• [GOAL]
Give an exact copy of every line, leaving images out.

• [DATA TO USE]
----------------

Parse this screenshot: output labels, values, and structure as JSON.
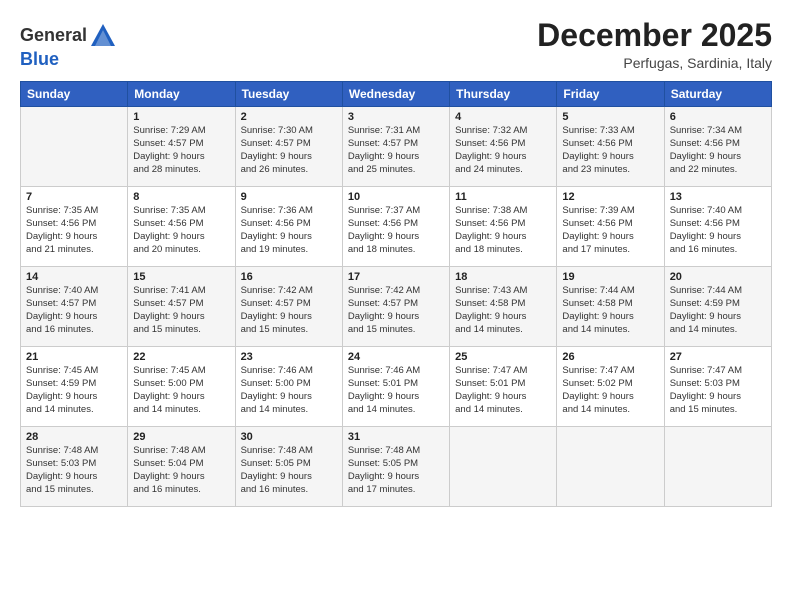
{
  "header": {
    "logo_line1": "General",
    "logo_line2": "Blue",
    "month": "December 2025",
    "location": "Perfugas, Sardinia, Italy"
  },
  "weekdays": [
    "Sunday",
    "Monday",
    "Tuesday",
    "Wednesday",
    "Thursday",
    "Friday",
    "Saturday"
  ],
  "weeks": [
    [
      {
        "day": "",
        "info": ""
      },
      {
        "day": "1",
        "info": "Sunrise: 7:29 AM\nSunset: 4:57 PM\nDaylight: 9 hours\nand 28 minutes."
      },
      {
        "day": "2",
        "info": "Sunrise: 7:30 AM\nSunset: 4:57 PM\nDaylight: 9 hours\nand 26 minutes."
      },
      {
        "day": "3",
        "info": "Sunrise: 7:31 AM\nSunset: 4:57 PM\nDaylight: 9 hours\nand 25 minutes."
      },
      {
        "day": "4",
        "info": "Sunrise: 7:32 AM\nSunset: 4:56 PM\nDaylight: 9 hours\nand 24 minutes."
      },
      {
        "day": "5",
        "info": "Sunrise: 7:33 AM\nSunset: 4:56 PM\nDaylight: 9 hours\nand 23 minutes."
      },
      {
        "day": "6",
        "info": "Sunrise: 7:34 AM\nSunset: 4:56 PM\nDaylight: 9 hours\nand 22 minutes."
      }
    ],
    [
      {
        "day": "7",
        "info": "Sunrise: 7:35 AM\nSunset: 4:56 PM\nDaylight: 9 hours\nand 21 minutes."
      },
      {
        "day": "8",
        "info": "Sunrise: 7:35 AM\nSunset: 4:56 PM\nDaylight: 9 hours\nand 20 minutes."
      },
      {
        "day": "9",
        "info": "Sunrise: 7:36 AM\nSunset: 4:56 PM\nDaylight: 9 hours\nand 19 minutes."
      },
      {
        "day": "10",
        "info": "Sunrise: 7:37 AM\nSunset: 4:56 PM\nDaylight: 9 hours\nand 18 minutes."
      },
      {
        "day": "11",
        "info": "Sunrise: 7:38 AM\nSunset: 4:56 PM\nDaylight: 9 hours\nand 18 minutes."
      },
      {
        "day": "12",
        "info": "Sunrise: 7:39 AM\nSunset: 4:56 PM\nDaylight: 9 hours\nand 17 minutes."
      },
      {
        "day": "13",
        "info": "Sunrise: 7:40 AM\nSunset: 4:56 PM\nDaylight: 9 hours\nand 16 minutes."
      }
    ],
    [
      {
        "day": "14",
        "info": "Sunrise: 7:40 AM\nSunset: 4:57 PM\nDaylight: 9 hours\nand 16 minutes."
      },
      {
        "day": "15",
        "info": "Sunrise: 7:41 AM\nSunset: 4:57 PM\nDaylight: 9 hours\nand 15 minutes."
      },
      {
        "day": "16",
        "info": "Sunrise: 7:42 AM\nSunset: 4:57 PM\nDaylight: 9 hours\nand 15 minutes."
      },
      {
        "day": "17",
        "info": "Sunrise: 7:42 AM\nSunset: 4:57 PM\nDaylight: 9 hours\nand 15 minutes."
      },
      {
        "day": "18",
        "info": "Sunrise: 7:43 AM\nSunset: 4:58 PM\nDaylight: 9 hours\nand 14 minutes."
      },
      {
        "day": "19",
        "info": "Sunrise: 7:44 AM\nSunset: 4:58 PM\nDaylight: 9 hours\nand 14 minutes."
      },
      {
        "day": "20",
        "info": "Sunrise: 7:44 AM\nSunset: 4:59 PM\nDaylight: 9 hours\nand 14 minutes."
      }
    ],
    [
      {
        "day": "21",
        "info": "Sunrise: 7:45 AM\nSunset: 4:59 PM\nDaylight: 9 hours\nand 14 minutes."
      },
      {
        "day": "22",
        "info": "Sunrise: 7:45 AM\nSunset: 5:00 PM\nDaylight: 9 hours\nand 14 minutes."
      },
      {
        "day": "23",
        "info": "Sunrise: 7:46 AM\nSunset: 5:00 PM\nDaylight: 9 hours\nand 14 minutes."
      },
      {
        "day": "24",
        "info": "Sunrise: 7:46 AM\nSunset: 5:01 PM\nDaylight: 9 hours\nand 14 minutes."
      },
      {
        "day": "25",
        "info": "Sunrise: 7:47 AM\nSunset: 5:01 PM\nDaylight: 9 hours\nand 14 minutes."
      },
      {
        "day": "26",
        "info": "Sunrise: 7:47 AM\nSunset: 5:02 PM\nDaylight: 9 hours\nand 14 minutes."
      },
      {
        "day": "27",
        "info": "Sunrise: 7:47 AM\nSunset: 5:03 PM\nDaylight: 9 hours\nand 15 minutes."
      }
    ],
    [
      {
        "day": "28",
        "info": "Sunrise: 7:48 AM\nSunset: 5:03 PM\nDaylight: 9 hours\nand 15 minutes."
      },
      {
        "day": "29",
        "info": "Sunrise: 7:48 AM\nSunset: 5:04 PM\nDaylight: 9 hours\nand 16 minutes."
      },
      {
        "day": "30",
        "info": "Sunrise: 7:48 AM\nSunset: 5:05 PM\nDaylight: 9 hours\nand 16 minutes."
      },
      {
        "day": "31",
        "info": "Sunrise: 7:48 AM\nSunset: 5:05 PM\nDaylight: 9 hours\nand 17 minutes."
      },
      {
        "day": "",
        "info": ""
      },
      {
        "day": "",
        "info": ""
      },
      {
        "day": "",
        "info": ""
      }
    ]
  ]
}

----------------

• [CORRECT RESULT]
Parse this screenshot: output labels, values, and structure as JSON.
{
  "header": {
    "logo_line1": "General",
    "logo_line2": "Blue",
    "month": "December 2025",
    "location": "Perfugas, Sardinia, Italy"
  },
  "weekdays": [
    "Sunday",
    "Monday",
    "Tuesday",
    "Wednesday",
    "Thursday",
    "Friday",
    "Saturday"
  ],
  "weeks": [
    [
      {
        "day": "",
        "info": ""
      },
      {
        "day": "1",
        "info": "Sunrise: 7:29 AM\nSunset: 4:57 PM\nDaylight: 9 hours\nand 28 minutes."
      },
      {
        "day": "2",
        "info": "Sunrise: 7:30 AM\nSunset: 4:57 PM\nDaylight: 9 hours\nand 26 minutes."
      },
      {
        "day": "3",
        "info": "Sunrise: 7:31 AM\nSunset: 4:57 PM\nDaylight: 9 hours\nand 25 minutes."
      },
      {
        "day": "4",
        "info": "Sunrise: 7:32 AM\nSunset: 4:56 PM\nDaylight: 9 hours\nand 24 minutes."
      },
      {
        "day": "5",
        "info": "Sunrise: 7:33 AM\nSunset: 4:56 PM\nDaylight: 9 hours\nand 23 minutes."
      },
      {
        "day": "6",
        "info": "Sunrise: 7:34 AM\nSunset: 4:56 PM\nDaylight: 9 hours\nand 22 minutes."
      }
    ],
    [
      {
        "day": "7",
        "info": "Sunrise: 7:35 AM\nSunset: 4:56 PM\nDaylight: 9 hours\nand 21 minutes."
      },
      {
        "day": "8",
        "info": "Sunrise: 7:35 AM\nSunset: 4:56 PM\nDaylight: 9 hours\nand 20 minutes."
      },
      {
        "day": "9",
        "info": "Sunrise: 7:36 AM\nSunset: 4:56 PM\nDaylight: 9 hours\nand 19 minutes."
      },
      {
        "day": "10",
        "info": "Sunrise: 7:37 AM\nSunset: 4:56 PM\nDaylight: 9 hours\nand 18 minutes."
      },
      {
        "day": "11",
        "info": "Sunrise: 7:38 AM\nSunset: 4:56 PM\nDaylight: 9 hours\nand 18 minutes."
      },
      {
        "day": "12",
        "info": "Sunrise: 7:39 AM\nSunset: 4:56 PM\nDaylight: 9 hours\nand 17 minutes."
      },
      {
        "day": "13",
        "info": "Sunrise: 7:40 AM\nSunset: 4:56 PM\nDaylight: 9 hours\nand 16 minutes."
      }
    ],
    [
      {
        "day": "14",
        "info": "Sunrise: 7:40 AM\nSunset: 4:57 PM\nDaylight: 9 hours\nand 16 minutes."
      },
      {
        "day": "15",
        "info": "Sunrise: 7:41 AM\nSunset: 4:57 PM\nDaylight: 9 hours\nand 15 minutes."
      },
      {
        "day": "16",
        "info": "Sunrise: 7:42 AM\nSunset: 4:57 PM\nDaylight: 9 hours\nand 15 minutes."
      },
      {
        "day": "17",
        "info": "Sunrise: 7:42 AM\nSunset: 4:57 PM\nDaylight: 9 hours\nand 15 minutes."
      },
      {
        "day": "18",
        "info": "Sunrise: 7:43 AM\nSunset: 4:58 PM\nDaylight: 9 hours\nand 14 minutes."
      },
      {
        "day": "19",
        "info": "Sunrise: 7:44 AM\nSunset: 4:58 PM\nDaylight: 9 hours\nand 14 minutes."
      },
      {
        "day": "20",
        "info": "Sunrise: 7:44 AM\nSunset: 4:59 PM\nDaylight: 9 hours\nand 14 minutes."
      }
    ],
    [
      {
        "day": "21",
        "info": "Sunrise: 7:45 AM\nSunset: 4:59 PM\nDaylight: 9 hours\nand 14 minutes."
      },
      {
        "day": "22",
        "info": "Sunrise: 7:45 AM\nSunset: 5:00 PM\nDaylight: 9 hours\nand 14 minutes."
      },
      {
        "day": "23",
        "info": "Sunrise: 7:46 AM\nSunset: 5:00 PM\nDaylight: 9 hours\nand 14 minutes."
      },
      {
        "day": "24",
        "info": "Sunrise: 7:46 AM\nSunset: 5:01 PM\nDaylight: 9 hours\nand 14 minutes."
      },
      {
        "day": "25",
        "info": "Sunrise: 7:47 AM\nSunset: 5:01 PM\nDaylight: 9 hours\nand 14 minutes."
      },
      {
        "day": "26",
        "info": "Sunrise: 7:47 AM\nSunset: 5:02 PM\nDaylight: 9 hours\nand 14 minutes."
      },
      {
        "day": "27",
        "info": "Sunrise: 7:47 AM\nSunset: 5:03 PM\nDaylight: 9 hours\nand 15 minutes."
      }
    ],
    [
      {
        "day": "28",
        "info": "Sunrise: 7:48 AM\nSunset: 5:03 PM\nDaylight: 9 hours\nand 15 minutes."
      },
      {
        "day": "29",
        "info": "Sunrise: 7:48 AM\nSunset: 5:04 PM\nDaylight: 9 hours\nand 16 minutes."
      },
      {
        "day": "30",
        "info": "Sunrise: 7:48 AM\nSunset: 5:05 PM\nDaylight: 9 hours\nand 16 minutes."
      },
      {
        "day": "31",
        "info": "Sunrise: 7:48 AM\nSunset: 5:05 PM\nDaylight: 9 hours\nand 17 minutes."
      },
      {
        "day": "",
        "info": ""
      },
      {
        "day": "",
        "info": ""
      },
      {
        "day": "",
        "info": ""
      }
    ]
  ]
}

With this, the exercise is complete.